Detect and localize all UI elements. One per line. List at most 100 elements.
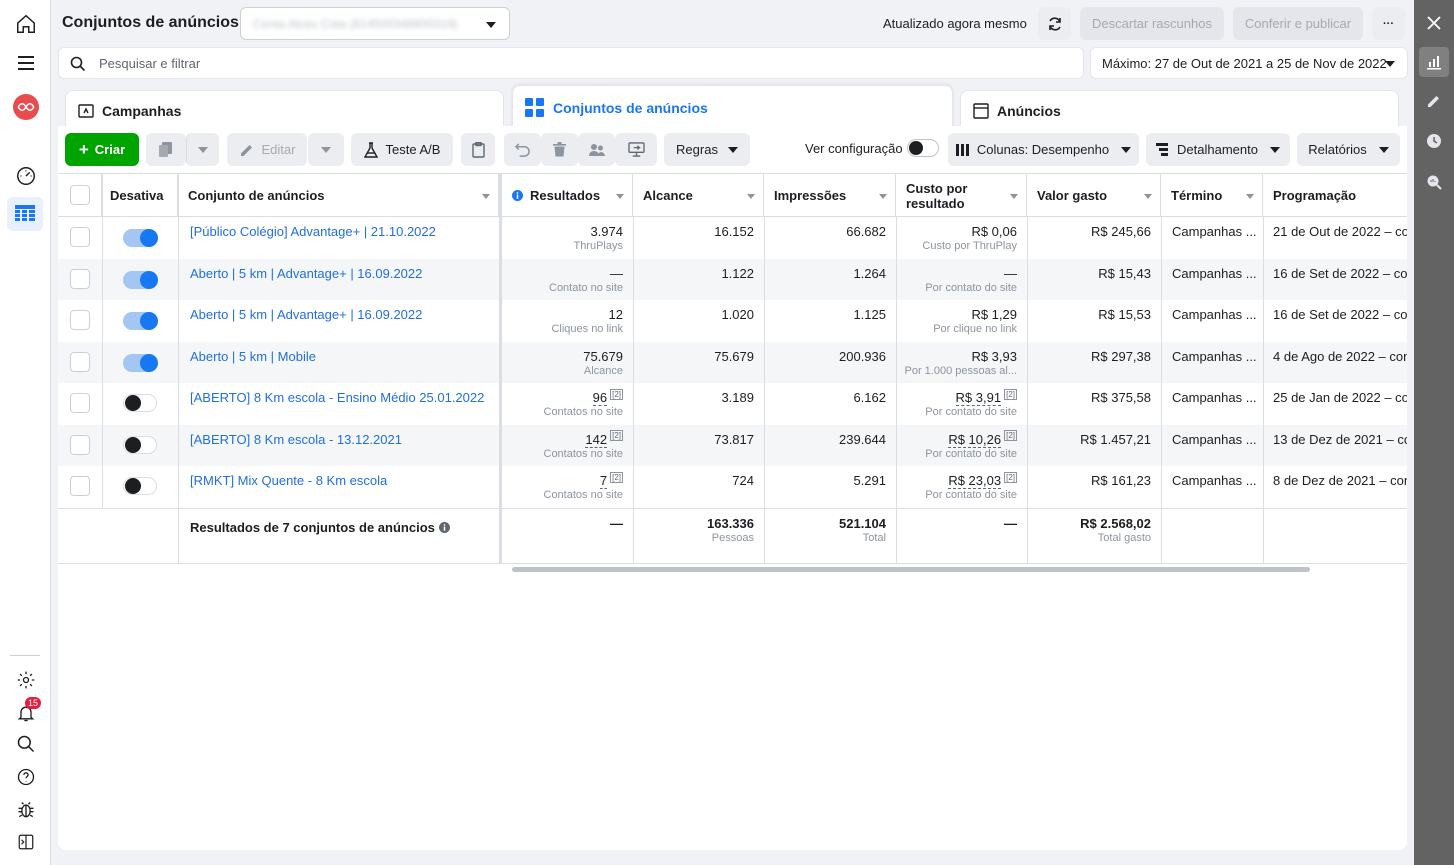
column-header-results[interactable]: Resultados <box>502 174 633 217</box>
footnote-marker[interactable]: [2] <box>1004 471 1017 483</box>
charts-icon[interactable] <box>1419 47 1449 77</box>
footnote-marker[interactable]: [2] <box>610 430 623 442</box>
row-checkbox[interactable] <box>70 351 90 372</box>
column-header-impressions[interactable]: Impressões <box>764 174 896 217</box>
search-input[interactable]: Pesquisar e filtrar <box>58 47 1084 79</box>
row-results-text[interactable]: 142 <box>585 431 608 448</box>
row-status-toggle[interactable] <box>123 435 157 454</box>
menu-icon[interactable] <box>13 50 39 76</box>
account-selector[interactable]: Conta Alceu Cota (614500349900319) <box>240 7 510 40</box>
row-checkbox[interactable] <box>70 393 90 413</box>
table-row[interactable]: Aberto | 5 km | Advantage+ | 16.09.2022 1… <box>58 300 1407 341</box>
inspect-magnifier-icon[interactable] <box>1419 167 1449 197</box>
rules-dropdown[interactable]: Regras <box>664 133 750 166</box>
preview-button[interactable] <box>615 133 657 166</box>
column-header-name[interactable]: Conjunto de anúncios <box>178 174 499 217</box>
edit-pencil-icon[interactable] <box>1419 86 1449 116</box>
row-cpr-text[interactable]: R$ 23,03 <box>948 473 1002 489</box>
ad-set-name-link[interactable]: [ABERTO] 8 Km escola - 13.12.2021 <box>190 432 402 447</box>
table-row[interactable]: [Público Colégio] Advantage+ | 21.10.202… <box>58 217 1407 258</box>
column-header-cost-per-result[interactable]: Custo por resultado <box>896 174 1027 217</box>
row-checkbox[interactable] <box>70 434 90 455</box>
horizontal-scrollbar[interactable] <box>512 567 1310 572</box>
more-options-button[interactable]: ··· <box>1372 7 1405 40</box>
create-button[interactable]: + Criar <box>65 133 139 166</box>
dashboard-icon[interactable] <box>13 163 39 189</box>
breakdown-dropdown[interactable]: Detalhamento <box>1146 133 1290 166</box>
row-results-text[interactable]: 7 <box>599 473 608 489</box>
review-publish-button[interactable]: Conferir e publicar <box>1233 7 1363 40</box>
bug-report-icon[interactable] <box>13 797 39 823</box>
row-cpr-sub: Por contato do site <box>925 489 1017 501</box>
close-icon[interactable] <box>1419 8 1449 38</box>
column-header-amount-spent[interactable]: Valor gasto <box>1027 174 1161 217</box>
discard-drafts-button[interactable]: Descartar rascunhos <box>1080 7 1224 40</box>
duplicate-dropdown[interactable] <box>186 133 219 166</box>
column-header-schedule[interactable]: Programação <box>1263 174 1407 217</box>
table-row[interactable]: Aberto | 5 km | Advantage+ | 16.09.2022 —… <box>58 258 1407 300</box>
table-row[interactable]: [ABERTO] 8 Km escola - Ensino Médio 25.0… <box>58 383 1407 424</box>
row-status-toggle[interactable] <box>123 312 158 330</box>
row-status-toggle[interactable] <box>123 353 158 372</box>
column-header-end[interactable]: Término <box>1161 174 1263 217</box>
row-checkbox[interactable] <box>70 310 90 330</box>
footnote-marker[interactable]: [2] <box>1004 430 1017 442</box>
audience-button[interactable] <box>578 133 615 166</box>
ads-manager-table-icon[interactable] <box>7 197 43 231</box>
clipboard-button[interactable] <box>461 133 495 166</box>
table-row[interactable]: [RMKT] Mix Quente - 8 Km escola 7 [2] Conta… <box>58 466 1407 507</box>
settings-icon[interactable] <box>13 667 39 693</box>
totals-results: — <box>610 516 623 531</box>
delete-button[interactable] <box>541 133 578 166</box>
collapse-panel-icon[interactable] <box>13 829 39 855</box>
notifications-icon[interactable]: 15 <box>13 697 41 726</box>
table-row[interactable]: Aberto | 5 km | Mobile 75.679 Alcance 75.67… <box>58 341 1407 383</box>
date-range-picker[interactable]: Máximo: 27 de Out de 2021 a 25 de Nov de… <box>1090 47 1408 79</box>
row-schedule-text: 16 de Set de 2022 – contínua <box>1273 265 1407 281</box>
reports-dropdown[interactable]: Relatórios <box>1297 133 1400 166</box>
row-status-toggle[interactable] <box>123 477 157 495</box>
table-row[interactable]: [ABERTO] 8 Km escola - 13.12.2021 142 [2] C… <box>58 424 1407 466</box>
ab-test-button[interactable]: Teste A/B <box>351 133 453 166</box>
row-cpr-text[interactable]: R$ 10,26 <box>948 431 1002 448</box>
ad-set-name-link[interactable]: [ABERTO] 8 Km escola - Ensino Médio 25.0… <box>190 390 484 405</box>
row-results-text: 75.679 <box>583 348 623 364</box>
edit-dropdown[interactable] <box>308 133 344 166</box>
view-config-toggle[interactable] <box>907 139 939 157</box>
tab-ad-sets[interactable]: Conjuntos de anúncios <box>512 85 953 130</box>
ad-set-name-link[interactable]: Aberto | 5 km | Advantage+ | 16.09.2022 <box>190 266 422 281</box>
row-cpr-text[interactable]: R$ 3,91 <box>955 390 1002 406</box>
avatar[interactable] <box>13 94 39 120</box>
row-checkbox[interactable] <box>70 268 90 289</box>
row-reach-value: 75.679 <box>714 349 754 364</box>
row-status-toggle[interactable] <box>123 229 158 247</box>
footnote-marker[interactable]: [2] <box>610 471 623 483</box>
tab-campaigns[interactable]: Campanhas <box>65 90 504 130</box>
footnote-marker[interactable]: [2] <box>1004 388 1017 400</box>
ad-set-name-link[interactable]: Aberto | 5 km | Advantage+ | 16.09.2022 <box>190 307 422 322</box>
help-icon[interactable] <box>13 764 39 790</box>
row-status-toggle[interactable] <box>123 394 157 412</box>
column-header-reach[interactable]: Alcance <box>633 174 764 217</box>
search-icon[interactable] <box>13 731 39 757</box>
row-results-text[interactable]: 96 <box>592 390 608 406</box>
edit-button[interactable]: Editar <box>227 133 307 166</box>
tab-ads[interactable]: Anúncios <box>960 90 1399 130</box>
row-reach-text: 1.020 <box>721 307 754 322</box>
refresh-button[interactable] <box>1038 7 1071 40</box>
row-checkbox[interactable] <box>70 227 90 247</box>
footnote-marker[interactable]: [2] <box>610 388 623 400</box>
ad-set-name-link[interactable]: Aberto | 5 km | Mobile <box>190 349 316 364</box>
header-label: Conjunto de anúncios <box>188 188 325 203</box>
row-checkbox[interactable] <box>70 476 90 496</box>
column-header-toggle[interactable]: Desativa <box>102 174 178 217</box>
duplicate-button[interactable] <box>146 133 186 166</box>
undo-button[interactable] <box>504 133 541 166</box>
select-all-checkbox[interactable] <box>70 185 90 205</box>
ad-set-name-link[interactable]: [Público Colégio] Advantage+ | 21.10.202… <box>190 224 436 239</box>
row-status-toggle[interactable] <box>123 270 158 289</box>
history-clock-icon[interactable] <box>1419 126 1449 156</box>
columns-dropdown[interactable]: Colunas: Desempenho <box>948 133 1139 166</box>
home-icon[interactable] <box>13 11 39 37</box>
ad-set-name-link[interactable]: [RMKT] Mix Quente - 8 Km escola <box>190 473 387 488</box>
--------------------------------
Goal:
Copy out the lines above verbatim, from the line with "column-header-results[interactable]: Resultados <box>502" to the line with "column-header-impressions[interactable]: Impressões <box>764", both included.

Exercise solution:
column-header-results[interactable]: Resultados <box>502 174 633 217</box>
footnote-marker[interactable]: [2] <box>1004 471 1017 483</box>
charts-icon[interactable] <box>1419 47 1449 77</box>
footnote-marker[interactable]: [2] <box>610 430 623 442</box>
row-checkbox[interactable] <box>70 351 90 372</box>
column-header-impressions[interactable]: Impressões <box>764 174 896 217</box>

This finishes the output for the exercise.